**WORK TO BE COMPLETED:** Find and copy each line of the records where the string "Contains" shows up.

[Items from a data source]
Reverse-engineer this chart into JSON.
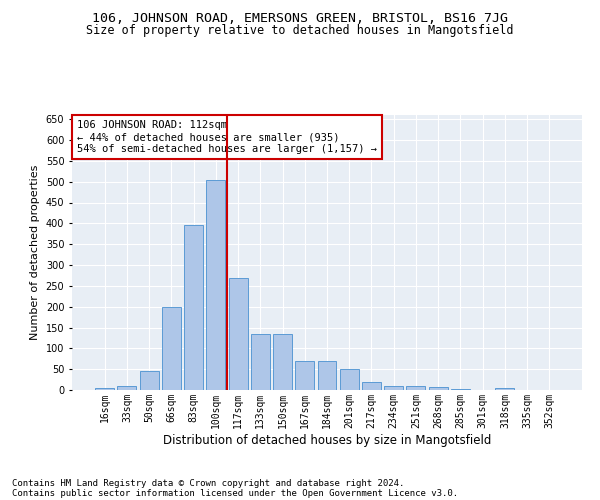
{
  "title1": "106, JOHNSON ROAD, EMERSONS GREEN, BRISTOL, BS16 7JG",
  "title2": "Size of property relative to detached houses in Mangotsfield",
  "xlabel": "Distribution of detached houses by size in Mangotsfield",
  "ylabel": "Number of detached properties",
  "categories": [
    "16sqm",
    "33sqm",
    "50sqm",
    "66sqm",
    "83sqm",
    "100sqm",
    "117sqm",
    "133sqm",
    "150sqm",
    "167sqm",
    "184sqm",
    "201sqm",
    "217sqm",
    "234sqm",
    "251sqm",
    "268sqm",
    "285sqm",
    "301sqm",
    "318sqm",
    "335sqm",
    "352sqm"
  ],
  "values": [
    5,
    10,
    45,
    200,
    395,
    505,
    270,
    135,
    135,
    70,
    70,
    50,
    20,
    10,
    10,
    8,
    3,
    1,
    5,
    1,
    1
  ],
  "bar_color": "#aec6e8",
  "bar_edge_color": "#5b9bd5",
  "vline_x": 5.5,
  "vline_color": "#cc0000",
  "annotation_line1": "106 JOHNSON ROAD: 112sqm",
  "annotation_line2": "← 44% of detached houses are smaller (935)",
  "annotation_line3": "54% of semi-detached houses are larger (1,157) →",
  "annotation_box_color": "#ffffff",
  "annotation_box_edge": "#cc0000",
  "ylim": [
    0,
    660
  ],
  "yticks": [
    0,
    50,
    100,
    150,
    200,
    250,
    300,
    350,
    400,
    450,
    500,
    550,
    600,
    650
  ],
  "background_color": "#e8eef5",
  "footer1": "Contains HM Land Registry data © Crown copyright and database right 2024.",
  "footer2": "Contains public sector information licensed under the Open Government Licence v3.0.",
  "title1_fontsize": 9.5,
  "title2_fontsize": 8.5,
  "xlabel_fontsize": 8.5,
  "ylabel_fontsize": 8,
  "tick_fontsize": 7,
  "annotation_fontsize": 7.5,
  "footer_fontsize": 6.5
}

**WRITTEN SOLUTION:**
  "footer1": "Contains HM Land Registry data © Crown copyright and database right 2024.",
  "footer2": "Contains public sector information licensed under the Open Government Licence v3.0.",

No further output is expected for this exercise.